**WHAT TO PRODUCE:** Which lines below hold the word "生态等领域的危机"? Copy all of them.

====== INPUT DATA ======

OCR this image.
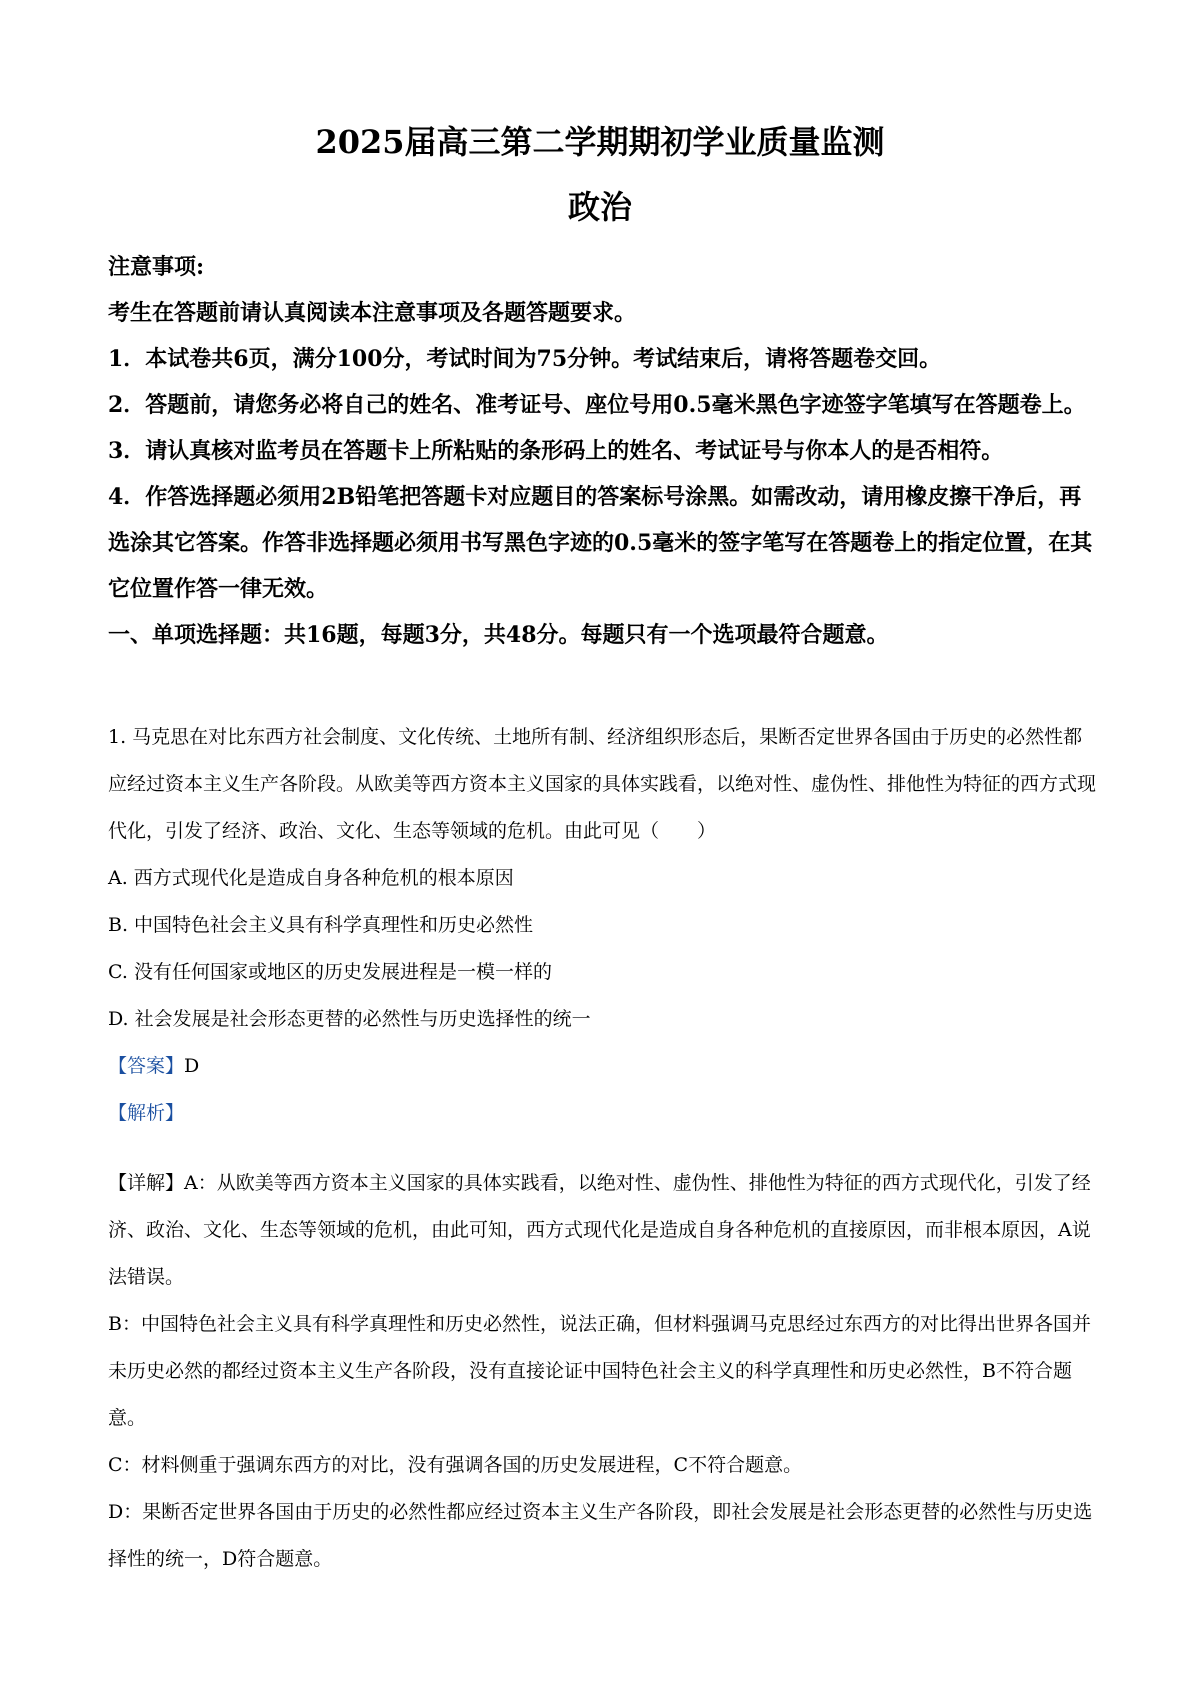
2025届高三第二学期期初学业质量监测
政治
注意事项:
考生在答题前请认真阅读本注意事项及各题答题要求。
1．本试卷共6页，满分100分，考试时间为75分钟。考试结束后，请将答题卷交回。
2．答题前，请您务必将自己的姓名、准考证号、座位号用0.5毫米黑色字迹签字笔填写在答题卷上。
3．请认真核对监考员在答题卡上所粘贴的条形码上的姓名、考试证号与你本人的是否相符。
4．作答选择题必须用2B铅笔把答题卡对应题目的答案标号涂黑。如需改动，请用橡皮擦干净后，再选涂其它答案。作答非选择题必须用书写黑色字迹的0.5毫米的签字笔写在答题卷上的指定位置，在其它位置作答一律无效。
一、单项选择题：共16题，每题3分，共48分。每题只有一个选项最符合题意。
1. 马克思在对比东西方社会制度、文化传统、土地所有制、经济组织形态后，果断否定世界各国由于历史的必然性都应经过资本主义生产各阶段。从欧美等西方资本主义国家的具体实践看，以绝对性、虚伪性、排他性为特征的西方式现代化，引发了经济、政治、文化、生态等领域的危机。由此可见（　　）
A. 西方式现代化是造成自身各种危机的根本原因
B. 中国特色社会主义具有科学真理性和历史必然性
C. 没有任何国家或地区的历史发展进程是一模一样的
D. 社会发展是社会形态更替的必然性与历史选择性的统一
【答案】D
【解析】
【详解】A：从欧美等西方资本主义国家的具体实践看，以绝对性、虚伪性、排他性为特征的西方式现代化，引发了经济、政治、文化、生态等领域的危机，由此可知，西方式现代化是造成自身各种危机的直接原因，而非根本原因，A说法错误。
B：中国特色社会主义具有科学真理性和历史必然性，说法正确，但材料强调马克思经过东西方的对比得出世界各国并未历史必然的都经过资本主义生产各阶段，没有直接论证中国特色社会主义的科学真理性和历史必然性，B不符合题意。
C：材料侧重于强调东西方的对比，没有强调各国的历史发展进程，C不符合题意。
D：果断否定世界各国由于历史的必然性都应经过资本主义生产各阶段，即社会发展是社会形态更替的必然性与历史选择性的统一，D符合题意。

======

**ANSWER TO THIS EXERCISE:**
1. 马克思在对比东西方社会制度、文化传统、土地所有制、经济组织形态后，果断否定世界各国由于历史的必然性都应经过资本主义生产各阶段。从欧美等西方资本主义国家的具体实践看，以绝对性、虚伪性、排他性为特征的西方式现代化，引发了经济、政治、文化、生态等领域的危机。由此可见（　　）
【详解】A：从欧美等西方资本主义国家的具体实践看，以绝对性、虚伪性、排他性为特征的西方式现代化，引发了经济、政治、文化、生态等领域的危机，由此可知，西方式现代化是造成自身各种危机的直接原因，而非根本原因，A说法错误。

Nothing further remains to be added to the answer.